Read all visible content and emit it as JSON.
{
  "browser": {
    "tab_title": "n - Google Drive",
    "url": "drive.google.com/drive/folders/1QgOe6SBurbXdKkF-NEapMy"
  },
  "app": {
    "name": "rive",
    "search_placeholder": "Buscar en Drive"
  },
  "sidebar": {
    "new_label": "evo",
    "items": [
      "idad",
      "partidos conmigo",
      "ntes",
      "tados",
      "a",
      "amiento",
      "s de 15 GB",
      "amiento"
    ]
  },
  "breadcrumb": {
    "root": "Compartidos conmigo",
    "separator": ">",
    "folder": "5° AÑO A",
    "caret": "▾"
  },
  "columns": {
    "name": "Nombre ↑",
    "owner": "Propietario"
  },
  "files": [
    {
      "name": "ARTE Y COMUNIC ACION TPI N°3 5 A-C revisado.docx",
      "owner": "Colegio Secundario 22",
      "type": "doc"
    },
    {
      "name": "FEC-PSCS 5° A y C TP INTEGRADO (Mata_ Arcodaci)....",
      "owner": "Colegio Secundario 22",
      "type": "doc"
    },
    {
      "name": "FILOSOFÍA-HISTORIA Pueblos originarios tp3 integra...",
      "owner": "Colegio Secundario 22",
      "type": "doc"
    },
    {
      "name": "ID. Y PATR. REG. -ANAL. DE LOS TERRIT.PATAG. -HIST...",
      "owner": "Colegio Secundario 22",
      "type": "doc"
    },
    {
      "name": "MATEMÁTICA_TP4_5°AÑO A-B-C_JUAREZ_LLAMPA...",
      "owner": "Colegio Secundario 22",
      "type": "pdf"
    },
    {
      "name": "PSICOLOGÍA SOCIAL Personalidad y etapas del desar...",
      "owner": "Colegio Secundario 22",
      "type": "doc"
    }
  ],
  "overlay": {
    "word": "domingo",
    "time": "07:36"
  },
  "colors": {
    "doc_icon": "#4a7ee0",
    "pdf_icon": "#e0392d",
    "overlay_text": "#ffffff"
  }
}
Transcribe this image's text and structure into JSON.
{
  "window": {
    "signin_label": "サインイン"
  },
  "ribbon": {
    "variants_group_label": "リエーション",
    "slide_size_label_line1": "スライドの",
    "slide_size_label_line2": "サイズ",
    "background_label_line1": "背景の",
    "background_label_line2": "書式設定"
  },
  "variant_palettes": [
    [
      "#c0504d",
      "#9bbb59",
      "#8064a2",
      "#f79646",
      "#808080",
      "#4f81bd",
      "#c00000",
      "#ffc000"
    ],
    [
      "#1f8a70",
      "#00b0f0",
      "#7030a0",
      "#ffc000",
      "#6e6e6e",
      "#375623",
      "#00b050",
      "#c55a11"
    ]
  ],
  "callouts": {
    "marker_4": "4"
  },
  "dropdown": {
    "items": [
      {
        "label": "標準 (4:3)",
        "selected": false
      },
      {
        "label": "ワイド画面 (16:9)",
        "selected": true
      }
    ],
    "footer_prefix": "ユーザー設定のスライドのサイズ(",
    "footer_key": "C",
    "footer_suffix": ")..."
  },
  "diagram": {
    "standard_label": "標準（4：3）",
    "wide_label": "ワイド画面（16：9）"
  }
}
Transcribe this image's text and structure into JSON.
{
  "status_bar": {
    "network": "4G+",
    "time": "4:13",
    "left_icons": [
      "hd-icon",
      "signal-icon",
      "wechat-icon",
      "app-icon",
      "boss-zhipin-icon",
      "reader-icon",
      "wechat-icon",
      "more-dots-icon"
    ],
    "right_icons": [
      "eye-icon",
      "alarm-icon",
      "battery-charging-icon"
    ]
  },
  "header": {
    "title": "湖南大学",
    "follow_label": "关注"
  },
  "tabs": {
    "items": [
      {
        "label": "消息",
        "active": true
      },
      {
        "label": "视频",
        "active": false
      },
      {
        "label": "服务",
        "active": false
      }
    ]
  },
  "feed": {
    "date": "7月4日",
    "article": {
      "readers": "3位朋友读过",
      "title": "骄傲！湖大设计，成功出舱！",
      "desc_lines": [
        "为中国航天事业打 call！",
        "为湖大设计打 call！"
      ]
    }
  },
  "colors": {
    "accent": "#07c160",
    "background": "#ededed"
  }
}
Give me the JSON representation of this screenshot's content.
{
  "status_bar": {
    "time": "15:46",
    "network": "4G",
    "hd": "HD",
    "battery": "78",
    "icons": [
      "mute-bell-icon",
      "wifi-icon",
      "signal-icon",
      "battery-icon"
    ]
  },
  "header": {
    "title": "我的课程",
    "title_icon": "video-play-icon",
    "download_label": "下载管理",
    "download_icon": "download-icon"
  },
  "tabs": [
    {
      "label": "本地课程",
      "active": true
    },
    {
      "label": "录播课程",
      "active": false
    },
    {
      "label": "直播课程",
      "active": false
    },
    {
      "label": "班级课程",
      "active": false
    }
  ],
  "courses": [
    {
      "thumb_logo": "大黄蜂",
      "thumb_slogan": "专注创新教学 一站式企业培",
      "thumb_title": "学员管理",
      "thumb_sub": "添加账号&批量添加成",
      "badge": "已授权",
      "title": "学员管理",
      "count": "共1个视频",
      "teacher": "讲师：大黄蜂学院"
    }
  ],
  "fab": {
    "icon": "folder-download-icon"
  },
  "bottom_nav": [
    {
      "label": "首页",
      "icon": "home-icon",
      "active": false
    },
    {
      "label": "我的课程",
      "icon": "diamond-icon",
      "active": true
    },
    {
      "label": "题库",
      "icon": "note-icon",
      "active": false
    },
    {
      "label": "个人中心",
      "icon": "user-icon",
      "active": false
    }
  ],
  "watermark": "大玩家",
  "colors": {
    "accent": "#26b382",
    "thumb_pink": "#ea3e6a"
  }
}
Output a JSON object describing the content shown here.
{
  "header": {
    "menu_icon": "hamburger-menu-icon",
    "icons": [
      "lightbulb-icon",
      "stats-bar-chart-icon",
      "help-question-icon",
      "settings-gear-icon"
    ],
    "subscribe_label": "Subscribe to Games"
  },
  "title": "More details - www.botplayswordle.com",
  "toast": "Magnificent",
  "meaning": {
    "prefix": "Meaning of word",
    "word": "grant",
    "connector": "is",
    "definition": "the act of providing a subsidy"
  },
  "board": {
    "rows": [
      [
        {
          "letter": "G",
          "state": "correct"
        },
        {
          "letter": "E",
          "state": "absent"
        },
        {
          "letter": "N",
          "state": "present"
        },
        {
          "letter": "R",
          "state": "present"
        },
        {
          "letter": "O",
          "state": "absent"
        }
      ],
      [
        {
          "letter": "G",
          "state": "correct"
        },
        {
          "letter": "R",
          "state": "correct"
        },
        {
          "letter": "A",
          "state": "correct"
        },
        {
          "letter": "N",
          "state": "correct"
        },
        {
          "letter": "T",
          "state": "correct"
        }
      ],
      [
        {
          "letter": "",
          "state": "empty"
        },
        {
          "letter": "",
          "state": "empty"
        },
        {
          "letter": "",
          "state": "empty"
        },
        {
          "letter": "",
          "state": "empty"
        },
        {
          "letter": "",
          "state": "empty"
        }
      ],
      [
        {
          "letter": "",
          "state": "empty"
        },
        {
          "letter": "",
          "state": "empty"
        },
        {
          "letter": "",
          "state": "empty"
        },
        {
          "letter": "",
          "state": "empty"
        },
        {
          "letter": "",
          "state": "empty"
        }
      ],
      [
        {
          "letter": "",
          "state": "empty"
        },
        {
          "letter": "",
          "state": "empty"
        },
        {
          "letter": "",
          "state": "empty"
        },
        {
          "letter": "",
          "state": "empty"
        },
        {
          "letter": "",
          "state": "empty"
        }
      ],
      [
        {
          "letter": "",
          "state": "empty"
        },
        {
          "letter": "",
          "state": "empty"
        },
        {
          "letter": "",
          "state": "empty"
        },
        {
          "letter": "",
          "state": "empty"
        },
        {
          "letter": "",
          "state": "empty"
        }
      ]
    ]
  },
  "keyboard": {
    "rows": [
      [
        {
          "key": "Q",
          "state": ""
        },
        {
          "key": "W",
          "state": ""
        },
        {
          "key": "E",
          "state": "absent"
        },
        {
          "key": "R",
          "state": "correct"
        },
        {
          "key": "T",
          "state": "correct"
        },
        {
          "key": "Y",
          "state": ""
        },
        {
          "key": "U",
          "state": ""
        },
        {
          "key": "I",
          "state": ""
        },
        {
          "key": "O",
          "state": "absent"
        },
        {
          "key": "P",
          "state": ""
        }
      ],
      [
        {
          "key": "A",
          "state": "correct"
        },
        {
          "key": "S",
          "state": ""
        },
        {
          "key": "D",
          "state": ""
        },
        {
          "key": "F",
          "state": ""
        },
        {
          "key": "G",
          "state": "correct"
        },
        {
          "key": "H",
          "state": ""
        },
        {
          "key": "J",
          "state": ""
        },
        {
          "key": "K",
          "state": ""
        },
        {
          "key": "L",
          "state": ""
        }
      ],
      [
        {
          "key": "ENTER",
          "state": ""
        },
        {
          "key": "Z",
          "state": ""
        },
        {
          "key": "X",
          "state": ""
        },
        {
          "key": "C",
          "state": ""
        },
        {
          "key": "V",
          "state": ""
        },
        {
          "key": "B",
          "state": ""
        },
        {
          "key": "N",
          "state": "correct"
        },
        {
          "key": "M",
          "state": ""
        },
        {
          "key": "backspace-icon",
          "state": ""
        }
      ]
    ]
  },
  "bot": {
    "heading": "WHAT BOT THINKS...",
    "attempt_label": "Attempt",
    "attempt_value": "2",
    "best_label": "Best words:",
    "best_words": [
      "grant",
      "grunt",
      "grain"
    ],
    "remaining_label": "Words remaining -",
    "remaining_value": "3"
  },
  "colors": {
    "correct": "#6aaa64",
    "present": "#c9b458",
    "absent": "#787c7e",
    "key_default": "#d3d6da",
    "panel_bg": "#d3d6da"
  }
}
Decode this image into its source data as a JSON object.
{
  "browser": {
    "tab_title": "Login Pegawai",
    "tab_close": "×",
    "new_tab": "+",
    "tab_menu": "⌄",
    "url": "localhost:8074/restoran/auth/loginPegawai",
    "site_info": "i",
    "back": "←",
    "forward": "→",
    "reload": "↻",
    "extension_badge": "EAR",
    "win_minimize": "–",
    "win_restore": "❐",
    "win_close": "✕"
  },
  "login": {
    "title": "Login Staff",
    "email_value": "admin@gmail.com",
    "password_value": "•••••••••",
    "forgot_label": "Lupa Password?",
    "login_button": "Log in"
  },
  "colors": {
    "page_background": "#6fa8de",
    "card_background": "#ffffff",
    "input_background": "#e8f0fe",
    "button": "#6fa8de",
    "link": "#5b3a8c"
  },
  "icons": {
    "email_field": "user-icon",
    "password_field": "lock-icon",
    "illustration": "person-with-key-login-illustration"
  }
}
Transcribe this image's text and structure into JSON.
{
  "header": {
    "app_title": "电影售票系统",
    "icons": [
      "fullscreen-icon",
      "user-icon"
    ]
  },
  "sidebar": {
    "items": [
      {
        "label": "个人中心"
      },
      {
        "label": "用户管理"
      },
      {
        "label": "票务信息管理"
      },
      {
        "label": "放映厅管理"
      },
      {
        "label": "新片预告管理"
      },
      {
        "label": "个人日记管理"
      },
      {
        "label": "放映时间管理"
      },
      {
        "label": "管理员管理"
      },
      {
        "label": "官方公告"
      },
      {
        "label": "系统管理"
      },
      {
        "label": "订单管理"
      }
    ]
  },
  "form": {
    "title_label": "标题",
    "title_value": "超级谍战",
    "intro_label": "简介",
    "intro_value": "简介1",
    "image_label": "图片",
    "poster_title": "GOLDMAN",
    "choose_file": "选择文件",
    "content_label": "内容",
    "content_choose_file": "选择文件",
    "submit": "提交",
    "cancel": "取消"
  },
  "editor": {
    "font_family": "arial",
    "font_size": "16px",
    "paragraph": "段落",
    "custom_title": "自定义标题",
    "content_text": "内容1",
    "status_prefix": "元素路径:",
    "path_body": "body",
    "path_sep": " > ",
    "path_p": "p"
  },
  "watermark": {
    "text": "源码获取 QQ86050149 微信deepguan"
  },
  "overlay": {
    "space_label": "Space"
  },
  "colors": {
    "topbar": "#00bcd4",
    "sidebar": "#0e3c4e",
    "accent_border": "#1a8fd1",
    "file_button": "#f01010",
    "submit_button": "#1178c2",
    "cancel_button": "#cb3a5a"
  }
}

-----

Problem requirements. Your answer should be a single number: the count of lines in the entries that contain the word "object".

Finished task. 2